▶ _TASK INSTRUCTIONS_
Wherever a line of the records contains "genes", copy that line.

▶ _EXERCISE INPUT_

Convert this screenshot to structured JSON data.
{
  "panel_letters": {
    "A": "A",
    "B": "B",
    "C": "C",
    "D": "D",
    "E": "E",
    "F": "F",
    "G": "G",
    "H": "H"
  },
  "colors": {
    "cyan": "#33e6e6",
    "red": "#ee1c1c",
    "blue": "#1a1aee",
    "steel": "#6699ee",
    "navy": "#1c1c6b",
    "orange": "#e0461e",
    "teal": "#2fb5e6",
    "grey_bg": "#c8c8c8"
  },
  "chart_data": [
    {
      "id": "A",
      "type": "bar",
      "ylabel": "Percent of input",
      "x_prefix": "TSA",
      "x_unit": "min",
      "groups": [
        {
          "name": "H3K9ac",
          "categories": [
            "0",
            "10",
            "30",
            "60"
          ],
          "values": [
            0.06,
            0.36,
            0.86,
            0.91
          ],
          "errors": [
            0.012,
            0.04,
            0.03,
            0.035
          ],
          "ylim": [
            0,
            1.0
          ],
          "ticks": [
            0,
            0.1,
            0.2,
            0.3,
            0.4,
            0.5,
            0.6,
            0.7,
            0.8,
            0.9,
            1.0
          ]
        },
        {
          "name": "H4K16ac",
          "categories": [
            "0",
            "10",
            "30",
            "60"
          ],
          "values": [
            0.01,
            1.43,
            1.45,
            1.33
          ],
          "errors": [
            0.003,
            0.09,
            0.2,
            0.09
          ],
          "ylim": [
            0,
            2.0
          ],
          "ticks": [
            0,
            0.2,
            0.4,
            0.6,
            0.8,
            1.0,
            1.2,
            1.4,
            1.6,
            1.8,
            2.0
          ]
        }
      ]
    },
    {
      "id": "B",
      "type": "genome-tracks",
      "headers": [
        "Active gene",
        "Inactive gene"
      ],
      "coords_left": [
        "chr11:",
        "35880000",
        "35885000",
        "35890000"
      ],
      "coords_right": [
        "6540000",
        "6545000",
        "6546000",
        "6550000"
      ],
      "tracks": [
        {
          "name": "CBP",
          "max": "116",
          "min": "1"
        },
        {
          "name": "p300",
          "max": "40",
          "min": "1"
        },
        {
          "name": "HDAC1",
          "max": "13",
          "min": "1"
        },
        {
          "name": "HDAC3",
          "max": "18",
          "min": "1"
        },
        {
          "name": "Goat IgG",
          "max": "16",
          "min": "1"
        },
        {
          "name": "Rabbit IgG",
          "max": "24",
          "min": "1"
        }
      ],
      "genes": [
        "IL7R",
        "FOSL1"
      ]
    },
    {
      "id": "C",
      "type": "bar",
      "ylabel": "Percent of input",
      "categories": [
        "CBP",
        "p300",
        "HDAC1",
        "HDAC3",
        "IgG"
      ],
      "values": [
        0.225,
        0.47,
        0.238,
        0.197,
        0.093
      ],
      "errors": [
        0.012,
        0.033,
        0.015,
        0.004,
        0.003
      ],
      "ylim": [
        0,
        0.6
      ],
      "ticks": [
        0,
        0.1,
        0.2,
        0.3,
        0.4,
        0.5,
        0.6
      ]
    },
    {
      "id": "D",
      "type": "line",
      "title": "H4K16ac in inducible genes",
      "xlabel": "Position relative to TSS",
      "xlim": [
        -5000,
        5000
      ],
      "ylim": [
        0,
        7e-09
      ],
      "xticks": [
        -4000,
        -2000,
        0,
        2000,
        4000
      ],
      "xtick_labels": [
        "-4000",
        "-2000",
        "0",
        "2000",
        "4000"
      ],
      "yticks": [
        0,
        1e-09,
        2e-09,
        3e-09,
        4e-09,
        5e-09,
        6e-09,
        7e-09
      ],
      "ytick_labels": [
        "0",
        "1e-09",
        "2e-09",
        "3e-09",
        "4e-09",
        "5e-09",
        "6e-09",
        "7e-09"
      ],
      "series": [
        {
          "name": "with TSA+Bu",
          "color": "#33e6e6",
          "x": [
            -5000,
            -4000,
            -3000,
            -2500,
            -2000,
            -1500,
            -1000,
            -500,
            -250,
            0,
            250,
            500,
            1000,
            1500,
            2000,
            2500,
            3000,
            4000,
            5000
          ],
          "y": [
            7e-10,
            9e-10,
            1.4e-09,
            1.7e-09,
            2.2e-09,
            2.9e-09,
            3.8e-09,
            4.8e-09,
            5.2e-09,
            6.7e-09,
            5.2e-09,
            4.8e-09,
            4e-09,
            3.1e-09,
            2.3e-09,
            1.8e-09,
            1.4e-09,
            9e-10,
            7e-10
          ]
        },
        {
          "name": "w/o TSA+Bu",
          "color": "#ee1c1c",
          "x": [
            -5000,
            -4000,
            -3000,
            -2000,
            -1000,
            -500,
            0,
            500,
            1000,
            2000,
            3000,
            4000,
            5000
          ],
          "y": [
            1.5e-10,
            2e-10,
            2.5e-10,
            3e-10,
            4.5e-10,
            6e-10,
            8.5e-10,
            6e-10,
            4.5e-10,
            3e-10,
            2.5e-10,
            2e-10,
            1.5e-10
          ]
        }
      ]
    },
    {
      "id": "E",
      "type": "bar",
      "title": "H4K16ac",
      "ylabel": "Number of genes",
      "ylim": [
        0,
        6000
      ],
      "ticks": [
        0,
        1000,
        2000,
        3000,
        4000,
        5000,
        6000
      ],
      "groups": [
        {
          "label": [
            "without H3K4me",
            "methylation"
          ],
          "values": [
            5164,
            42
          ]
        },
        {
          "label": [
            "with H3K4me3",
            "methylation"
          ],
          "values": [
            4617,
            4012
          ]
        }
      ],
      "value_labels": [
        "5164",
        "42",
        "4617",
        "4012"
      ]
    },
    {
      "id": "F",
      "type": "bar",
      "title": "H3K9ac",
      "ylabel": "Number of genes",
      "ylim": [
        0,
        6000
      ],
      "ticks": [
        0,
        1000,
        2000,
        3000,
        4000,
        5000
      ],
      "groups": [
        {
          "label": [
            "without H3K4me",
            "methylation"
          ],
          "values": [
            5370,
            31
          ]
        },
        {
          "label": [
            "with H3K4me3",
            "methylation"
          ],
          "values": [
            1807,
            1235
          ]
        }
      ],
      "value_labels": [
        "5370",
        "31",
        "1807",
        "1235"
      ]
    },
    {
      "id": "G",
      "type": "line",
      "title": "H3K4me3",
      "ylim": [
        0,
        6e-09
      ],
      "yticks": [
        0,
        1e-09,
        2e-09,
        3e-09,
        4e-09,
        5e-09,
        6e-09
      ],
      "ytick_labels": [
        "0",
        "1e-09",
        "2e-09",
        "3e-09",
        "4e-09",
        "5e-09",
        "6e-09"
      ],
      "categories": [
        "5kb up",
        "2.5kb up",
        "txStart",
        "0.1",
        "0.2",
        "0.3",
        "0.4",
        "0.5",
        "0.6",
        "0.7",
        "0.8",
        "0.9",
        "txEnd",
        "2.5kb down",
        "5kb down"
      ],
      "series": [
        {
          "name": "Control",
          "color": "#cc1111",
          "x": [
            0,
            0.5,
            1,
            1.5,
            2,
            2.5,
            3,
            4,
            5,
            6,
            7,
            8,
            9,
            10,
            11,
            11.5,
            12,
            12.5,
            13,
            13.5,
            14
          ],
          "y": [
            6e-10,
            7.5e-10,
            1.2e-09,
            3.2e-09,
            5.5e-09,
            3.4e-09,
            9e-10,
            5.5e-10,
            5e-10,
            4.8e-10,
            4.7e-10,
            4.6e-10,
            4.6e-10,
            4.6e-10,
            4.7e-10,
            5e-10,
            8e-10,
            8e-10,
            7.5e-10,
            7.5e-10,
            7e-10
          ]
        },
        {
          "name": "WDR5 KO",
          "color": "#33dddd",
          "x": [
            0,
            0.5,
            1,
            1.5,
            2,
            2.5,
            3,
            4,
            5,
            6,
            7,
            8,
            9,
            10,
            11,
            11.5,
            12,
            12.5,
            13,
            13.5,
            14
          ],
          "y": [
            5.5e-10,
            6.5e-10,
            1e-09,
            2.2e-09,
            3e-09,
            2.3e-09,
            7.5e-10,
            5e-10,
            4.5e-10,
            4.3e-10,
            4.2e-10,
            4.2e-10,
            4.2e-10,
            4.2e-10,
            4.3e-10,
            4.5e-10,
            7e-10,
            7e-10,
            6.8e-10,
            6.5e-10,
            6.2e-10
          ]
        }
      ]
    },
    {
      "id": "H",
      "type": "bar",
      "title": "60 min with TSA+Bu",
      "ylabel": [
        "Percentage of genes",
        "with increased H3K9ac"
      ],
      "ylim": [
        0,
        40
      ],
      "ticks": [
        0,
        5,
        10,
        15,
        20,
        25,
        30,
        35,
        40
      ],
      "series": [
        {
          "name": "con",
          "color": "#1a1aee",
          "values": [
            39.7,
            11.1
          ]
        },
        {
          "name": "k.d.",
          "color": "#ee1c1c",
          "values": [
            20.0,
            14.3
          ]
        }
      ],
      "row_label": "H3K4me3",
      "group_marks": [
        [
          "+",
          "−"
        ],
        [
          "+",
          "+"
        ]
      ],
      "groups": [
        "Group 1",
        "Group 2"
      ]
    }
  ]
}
---
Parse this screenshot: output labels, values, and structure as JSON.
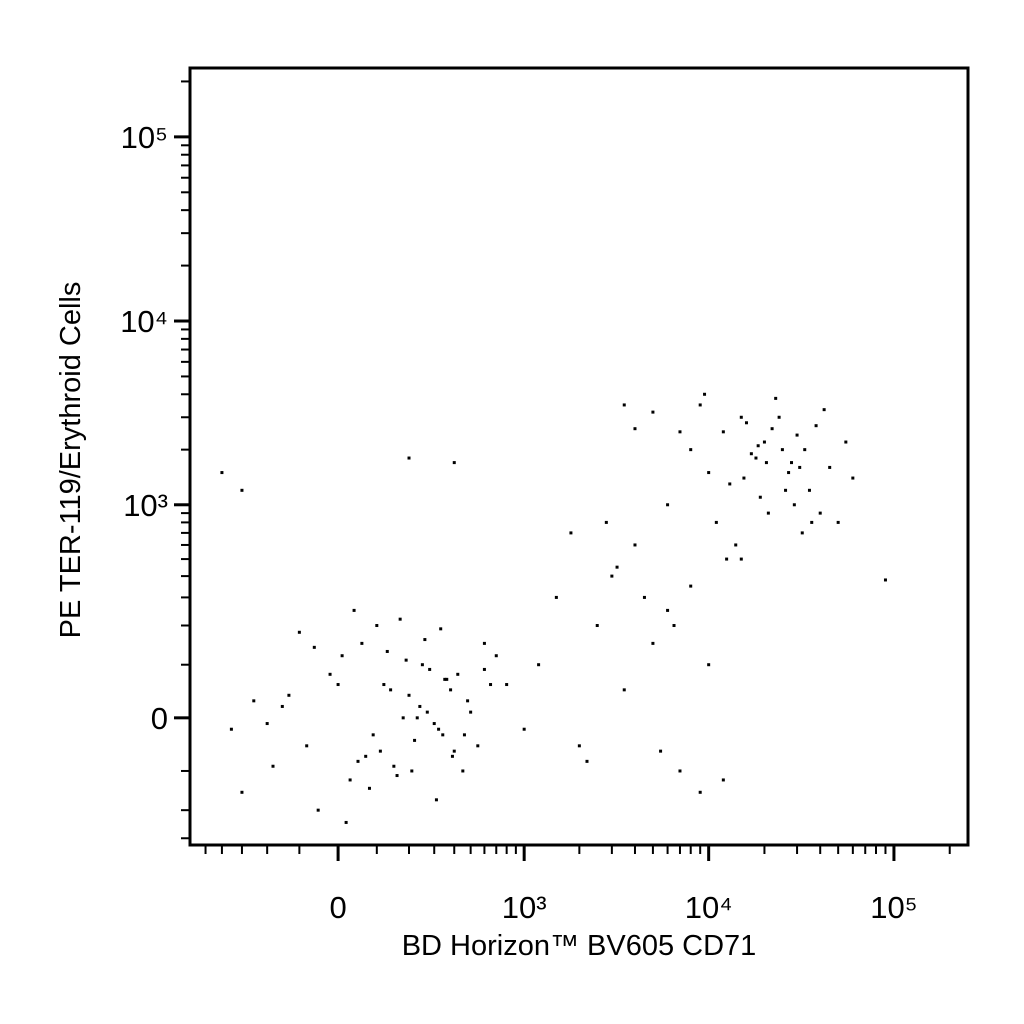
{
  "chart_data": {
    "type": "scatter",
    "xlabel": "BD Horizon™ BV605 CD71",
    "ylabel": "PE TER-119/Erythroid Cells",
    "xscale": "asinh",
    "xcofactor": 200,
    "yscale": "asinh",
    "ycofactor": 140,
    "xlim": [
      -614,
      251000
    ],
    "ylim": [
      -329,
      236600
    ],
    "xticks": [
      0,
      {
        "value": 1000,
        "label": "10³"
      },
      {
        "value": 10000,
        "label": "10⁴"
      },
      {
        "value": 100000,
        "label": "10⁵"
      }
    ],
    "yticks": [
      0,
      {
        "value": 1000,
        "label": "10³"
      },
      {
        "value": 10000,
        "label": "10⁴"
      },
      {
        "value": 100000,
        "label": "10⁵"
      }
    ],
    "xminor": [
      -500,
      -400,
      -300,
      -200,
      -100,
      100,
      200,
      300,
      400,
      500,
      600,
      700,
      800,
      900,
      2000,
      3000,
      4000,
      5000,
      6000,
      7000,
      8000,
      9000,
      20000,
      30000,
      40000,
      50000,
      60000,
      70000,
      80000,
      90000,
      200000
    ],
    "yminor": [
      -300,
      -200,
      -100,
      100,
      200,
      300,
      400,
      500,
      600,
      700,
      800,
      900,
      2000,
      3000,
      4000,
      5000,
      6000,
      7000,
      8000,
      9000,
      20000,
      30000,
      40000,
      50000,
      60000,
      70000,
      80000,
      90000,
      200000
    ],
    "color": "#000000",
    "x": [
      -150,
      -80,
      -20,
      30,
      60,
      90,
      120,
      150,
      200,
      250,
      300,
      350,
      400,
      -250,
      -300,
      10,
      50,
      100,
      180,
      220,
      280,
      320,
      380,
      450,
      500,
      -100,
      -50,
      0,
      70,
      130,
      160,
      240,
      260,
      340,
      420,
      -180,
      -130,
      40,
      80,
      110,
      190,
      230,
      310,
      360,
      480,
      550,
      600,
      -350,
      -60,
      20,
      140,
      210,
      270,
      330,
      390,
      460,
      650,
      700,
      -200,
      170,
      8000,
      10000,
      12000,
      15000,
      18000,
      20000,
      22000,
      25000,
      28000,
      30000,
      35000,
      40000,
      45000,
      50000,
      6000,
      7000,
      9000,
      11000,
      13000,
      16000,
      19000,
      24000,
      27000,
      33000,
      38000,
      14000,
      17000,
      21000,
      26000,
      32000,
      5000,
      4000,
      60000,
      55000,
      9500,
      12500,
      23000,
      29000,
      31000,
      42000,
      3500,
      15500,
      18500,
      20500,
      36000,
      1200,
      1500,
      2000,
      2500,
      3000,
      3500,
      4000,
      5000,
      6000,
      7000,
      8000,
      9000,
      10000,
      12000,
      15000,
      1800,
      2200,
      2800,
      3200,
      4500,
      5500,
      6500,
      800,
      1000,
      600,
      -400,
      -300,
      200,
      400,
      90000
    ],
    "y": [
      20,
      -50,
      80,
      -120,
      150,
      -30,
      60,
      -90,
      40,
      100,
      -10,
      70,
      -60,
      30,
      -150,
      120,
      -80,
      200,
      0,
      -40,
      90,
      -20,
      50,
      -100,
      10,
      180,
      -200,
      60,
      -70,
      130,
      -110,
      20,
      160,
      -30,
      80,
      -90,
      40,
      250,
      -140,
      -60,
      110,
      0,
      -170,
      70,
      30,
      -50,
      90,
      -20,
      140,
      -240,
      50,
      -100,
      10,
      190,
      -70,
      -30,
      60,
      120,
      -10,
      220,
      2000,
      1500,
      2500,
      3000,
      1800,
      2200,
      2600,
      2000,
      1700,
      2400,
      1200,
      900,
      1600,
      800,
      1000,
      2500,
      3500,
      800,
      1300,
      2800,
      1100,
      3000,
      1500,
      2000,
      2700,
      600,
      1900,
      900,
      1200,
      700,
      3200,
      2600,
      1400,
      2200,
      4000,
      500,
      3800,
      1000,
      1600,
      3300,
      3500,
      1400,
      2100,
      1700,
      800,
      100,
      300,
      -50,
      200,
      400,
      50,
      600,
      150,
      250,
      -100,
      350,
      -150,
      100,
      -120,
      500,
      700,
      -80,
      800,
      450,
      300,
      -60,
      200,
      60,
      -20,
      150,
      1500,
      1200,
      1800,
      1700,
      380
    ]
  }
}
...
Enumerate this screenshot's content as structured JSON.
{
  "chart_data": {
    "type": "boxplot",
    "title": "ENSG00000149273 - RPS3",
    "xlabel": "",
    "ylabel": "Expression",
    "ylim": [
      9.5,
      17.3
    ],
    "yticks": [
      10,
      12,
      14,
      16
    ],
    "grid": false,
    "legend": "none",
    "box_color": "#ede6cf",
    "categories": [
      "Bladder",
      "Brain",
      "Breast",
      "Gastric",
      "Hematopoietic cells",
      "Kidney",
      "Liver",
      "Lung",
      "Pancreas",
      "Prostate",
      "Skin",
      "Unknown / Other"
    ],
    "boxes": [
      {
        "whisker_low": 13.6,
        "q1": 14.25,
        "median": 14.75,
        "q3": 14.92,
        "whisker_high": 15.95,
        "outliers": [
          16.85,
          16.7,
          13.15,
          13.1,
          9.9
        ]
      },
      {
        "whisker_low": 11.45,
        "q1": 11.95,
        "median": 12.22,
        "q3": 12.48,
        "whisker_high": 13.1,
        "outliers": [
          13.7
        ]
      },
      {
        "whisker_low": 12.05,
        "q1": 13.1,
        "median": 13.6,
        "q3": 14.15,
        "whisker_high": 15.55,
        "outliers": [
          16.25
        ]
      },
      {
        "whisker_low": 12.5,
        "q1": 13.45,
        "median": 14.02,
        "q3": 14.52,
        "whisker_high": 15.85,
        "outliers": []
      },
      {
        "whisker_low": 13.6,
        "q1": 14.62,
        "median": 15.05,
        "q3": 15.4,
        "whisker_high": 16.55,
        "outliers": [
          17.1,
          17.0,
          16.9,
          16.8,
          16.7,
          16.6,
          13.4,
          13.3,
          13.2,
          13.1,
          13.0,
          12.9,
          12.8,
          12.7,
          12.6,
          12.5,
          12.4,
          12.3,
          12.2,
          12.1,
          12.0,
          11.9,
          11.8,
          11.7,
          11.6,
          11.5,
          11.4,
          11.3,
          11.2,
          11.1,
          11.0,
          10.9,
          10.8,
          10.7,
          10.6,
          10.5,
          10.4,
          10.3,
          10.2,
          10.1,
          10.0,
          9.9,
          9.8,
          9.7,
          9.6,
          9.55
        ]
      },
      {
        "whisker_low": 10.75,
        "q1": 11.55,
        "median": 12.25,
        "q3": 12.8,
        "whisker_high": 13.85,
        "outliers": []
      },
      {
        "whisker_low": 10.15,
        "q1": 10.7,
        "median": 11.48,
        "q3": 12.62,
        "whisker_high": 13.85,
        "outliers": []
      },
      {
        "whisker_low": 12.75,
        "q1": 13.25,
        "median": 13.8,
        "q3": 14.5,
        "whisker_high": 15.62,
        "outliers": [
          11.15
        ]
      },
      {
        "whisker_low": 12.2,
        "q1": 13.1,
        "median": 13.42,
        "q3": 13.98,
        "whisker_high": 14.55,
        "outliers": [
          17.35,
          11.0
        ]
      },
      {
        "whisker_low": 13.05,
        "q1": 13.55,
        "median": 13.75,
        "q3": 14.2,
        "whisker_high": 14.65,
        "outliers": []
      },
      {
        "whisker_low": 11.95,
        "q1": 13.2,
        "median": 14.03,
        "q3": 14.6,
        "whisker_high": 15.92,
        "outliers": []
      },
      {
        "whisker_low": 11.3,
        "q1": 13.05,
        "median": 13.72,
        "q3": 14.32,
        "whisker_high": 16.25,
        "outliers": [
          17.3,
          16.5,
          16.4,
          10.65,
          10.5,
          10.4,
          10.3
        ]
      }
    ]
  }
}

▶ _SOLUTION TO THIS EXERCISE_
      "genes": [
      "title": "H4K16ac in inducible genes",
      "ylabel": "Number of genes",
      "ylabel": "Number of genes",
        "Percentage of genes",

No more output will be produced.